Job >> Please set out the lines below as a Markdown table with two columns, Row for the row number and Content for the line, leaving out any blank lines.

Records supplied >>

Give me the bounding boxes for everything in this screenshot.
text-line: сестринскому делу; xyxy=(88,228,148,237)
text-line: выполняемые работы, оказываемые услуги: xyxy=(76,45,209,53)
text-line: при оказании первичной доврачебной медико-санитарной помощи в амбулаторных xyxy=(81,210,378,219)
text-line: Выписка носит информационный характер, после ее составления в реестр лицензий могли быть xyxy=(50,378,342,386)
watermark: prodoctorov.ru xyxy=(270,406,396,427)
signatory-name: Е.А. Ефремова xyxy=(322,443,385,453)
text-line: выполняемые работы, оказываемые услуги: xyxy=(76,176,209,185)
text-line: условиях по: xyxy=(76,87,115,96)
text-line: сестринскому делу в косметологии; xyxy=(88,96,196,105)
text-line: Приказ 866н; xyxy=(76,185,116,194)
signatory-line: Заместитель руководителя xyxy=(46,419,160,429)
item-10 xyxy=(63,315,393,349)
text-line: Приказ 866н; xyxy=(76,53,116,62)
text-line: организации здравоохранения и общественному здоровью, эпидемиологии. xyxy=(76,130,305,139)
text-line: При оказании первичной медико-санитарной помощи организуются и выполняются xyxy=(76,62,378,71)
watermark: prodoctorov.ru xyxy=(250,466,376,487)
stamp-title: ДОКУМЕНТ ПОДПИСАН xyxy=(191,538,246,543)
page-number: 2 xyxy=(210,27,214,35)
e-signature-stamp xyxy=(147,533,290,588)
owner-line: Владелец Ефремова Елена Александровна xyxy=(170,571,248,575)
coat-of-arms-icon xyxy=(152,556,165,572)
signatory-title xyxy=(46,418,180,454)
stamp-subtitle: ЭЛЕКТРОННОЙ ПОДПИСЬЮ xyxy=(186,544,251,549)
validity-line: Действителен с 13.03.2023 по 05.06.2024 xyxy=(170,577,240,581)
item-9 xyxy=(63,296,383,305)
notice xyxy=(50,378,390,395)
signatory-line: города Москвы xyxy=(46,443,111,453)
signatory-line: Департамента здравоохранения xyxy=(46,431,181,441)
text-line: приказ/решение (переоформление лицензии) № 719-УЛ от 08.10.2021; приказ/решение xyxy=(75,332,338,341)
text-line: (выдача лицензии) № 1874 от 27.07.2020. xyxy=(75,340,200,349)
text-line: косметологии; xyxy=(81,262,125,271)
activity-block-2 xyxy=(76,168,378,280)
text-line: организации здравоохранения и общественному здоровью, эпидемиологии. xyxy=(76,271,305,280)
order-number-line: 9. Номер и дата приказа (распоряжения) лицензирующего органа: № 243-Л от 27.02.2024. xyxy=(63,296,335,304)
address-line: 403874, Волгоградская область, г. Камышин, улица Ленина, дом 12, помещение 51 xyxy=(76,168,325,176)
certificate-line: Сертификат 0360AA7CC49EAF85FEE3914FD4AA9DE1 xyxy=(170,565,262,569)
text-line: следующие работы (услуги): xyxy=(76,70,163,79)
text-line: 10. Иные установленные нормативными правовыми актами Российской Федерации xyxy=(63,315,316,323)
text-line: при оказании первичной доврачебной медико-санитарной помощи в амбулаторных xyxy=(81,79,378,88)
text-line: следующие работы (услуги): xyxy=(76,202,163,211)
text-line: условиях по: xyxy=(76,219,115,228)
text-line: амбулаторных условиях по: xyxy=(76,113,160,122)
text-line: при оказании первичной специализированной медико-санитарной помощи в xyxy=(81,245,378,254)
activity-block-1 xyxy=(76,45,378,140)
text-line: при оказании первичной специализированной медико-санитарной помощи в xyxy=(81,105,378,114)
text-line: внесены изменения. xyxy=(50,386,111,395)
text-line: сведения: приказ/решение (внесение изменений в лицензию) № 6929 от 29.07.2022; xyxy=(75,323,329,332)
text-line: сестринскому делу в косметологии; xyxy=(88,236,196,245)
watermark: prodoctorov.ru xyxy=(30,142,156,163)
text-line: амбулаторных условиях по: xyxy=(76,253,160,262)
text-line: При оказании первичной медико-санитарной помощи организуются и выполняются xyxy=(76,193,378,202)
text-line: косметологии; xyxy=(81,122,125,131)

Answer for the task >>
| Row | Content |
|---|---|
| 1 | Give me the bounding boxes for everything in this screenshot. |
| 2 | text-line: сестринскому делу; xyxy=(88,228,148,237) |
| 3 | text-line: выполняемые работы, оказываемые услуги: xyxy=(76,45,209,53) |
| 4 | text-line: при оказании первичной доврачебной медико-санитарной помощи в амбулаторных xyxy=(81,210,378,219) |
| 5 | text-line: Выписка носит информационный характер, после ее составления в реестр лицензий могли быть xyxy=(50,378,342,386) |
| 6 | watermark: prodoctorov.ru xyxy=(270,406,396,427) |
| 7 | signatory-name: Е.А. Ефремова xyxy=(322,443,385,453) |
| 8 | text-line: выполняемые работы, оказываемые услуги: xyxy=(76,176,209,185) |
| 9 | text-line: условиях по: xyxy=(76,87,115,96) |
| 10 | text-line: сестринскому делу в косметологии; xyxy=(88,96,196,105) |
| 11 | text-line: Приказ 866н; xyxy=(76,185,116,194) |
| 12 | signatory-line: Заместитель руководителя xyxy=(46,419,160,429) |
| 13 | item-10 xyxy=(63,315,393,349) |
| 14 | text-line: Приказ 866н; xyxy=(76,53,116,62) |
| 15 | text-line: организации здравоохранения и общественному здоровью, эпидемиологии. xyxy=(76,130,305,139) |
| 16 | text-line: При оказании первичной медико-санитарной помощи организуются и выполняются xyxy=(76,62,378,71) |
| 17 | watermark: prodoctorov.ru xyxy=(250,466,376,487) |
| 18 | stamp-title: ДОКУМЕНТ ПОДПИСАН xyxy=(191,538,246,543) |
| 19 | page-number: 2 xyxy=(210,27,214,35) |
| 20 | e-signature-stamp xyxy=(147,533,290,588) |
| 21 | owner-line: Владелец Ефремова Елена Александровна xyxy=(170,571,248,575) |
| 22 | coat-of-arms-icon xyxy=(152,556,165,572) |
| 23 | signatory-title xyxy=(46,418,180,454) |
| 24 | stamp-subtitle: ЭЛЕКТРОННОЙ ПОДПИСЬЮ xyxy=(186,544,251,549) |
| 25 | validity-line: Действителен с 13.03.2023 по 05.06.2024 xyxy=(170,577,240,581) |
| 26 | item-9 xyxy=(63,296,383,305) |
| 27 | notice xyxy=(50,378,390,395) |
| 28 | signatory-line: города Москвы xyxy=(46,443,111,453) |
| 29 | signatory-line: Департамента здравоохранения xyxy=(46,431,181,441) |
| 30 | text-line: приказ/решение (переоформление лицензии) № 719-УЛ от 08.10.2021; приказ/решение xyxy=(75,332,338,341) |
| 31 | text-line: (выдача лицензии) № 1874 от 27.07.2020. xyxy=(75,340,200,349) |
| 32 | text-line: косметологии; xyxy=(81,262,125,271) |
| 33 | activity-block-2 xyxy=(76,168,378,280) |
| 34 | text-line: организации здравоохранения и общественному здоровью, эпидемиологии. xyxy=(76,271,305,280) |
| 35 | order-number-line: 9. Номер и дата приказа (распоряжения) лицензирующего органа: № 243-Л от 27.02.2024. xyxy=(63,296,335,304) |
| 36 | address-line: 403874, Волгоградская область, г. Камышин, улица Ленина, дом 12, помещение 51 xyxy=(76,168,325,176) |
| 37 | certificate-line: Сертификат 0360AA7CC49EAF85FEE3914FD4AA9DE1 xyxy=(170,565,262,569) |
| 38 | text-line: следующие работы (услуги): xyxy=(76,70,163,79) |
| 39 | text-line: 10. Иные установленные нормативными правовыми актами Российской Федерации xyxy=(63,315,316,323) |
| 40 | text-line: при оказании первичной доврачебной медико-санитарной помощи в амбулаторных xyxy=(81,79,378,88) |
| 41 | text-line: следующие работы (услуги): xyxy=(76,202,163,211) |
| 42 | text-line: условиях по: xyxy=(76,219,115,228) |
| 43 | text-line: амбулаторных условиях по: xyxy=(76,113,160,122) |
| 44 | text-line: при оказании первичной специализированной медико-санитарной помощи в xyxy=(81,245,378,254) |
| 45 | activity-block-1 xyxy=(76,45,378,140) |
| 46 | text-line: при оказании первичной специализированной медико-санитарной помощи в xyxy=(81,105,378,114) |
| 47 | text-line: внесены изменения. xyxy=(50,386,111,395) |
| 48 | text-line: сведения: приказ/решение (внесение изменений в лицензию) № 6929 от 29.07.2022; xyxy=(75,323,329,332) |
| 49 | text-line: сестринскому делу в косметологии; xyxy=(88,236,196,245) |
| 50 | watermark: prodoctorov.ru xyxy=(30,142,156,163) |
| 51 | text-line: амбулаторных условиях по: xyxy=(76,253,160,262) |
| 52 | text-line: При оказании первичной медико-санитарной помощи организуются и выполняются xyxy=(76,193,378,202) |
| 53 | text-line: косметологии; xyxy=(81,122,125,131) |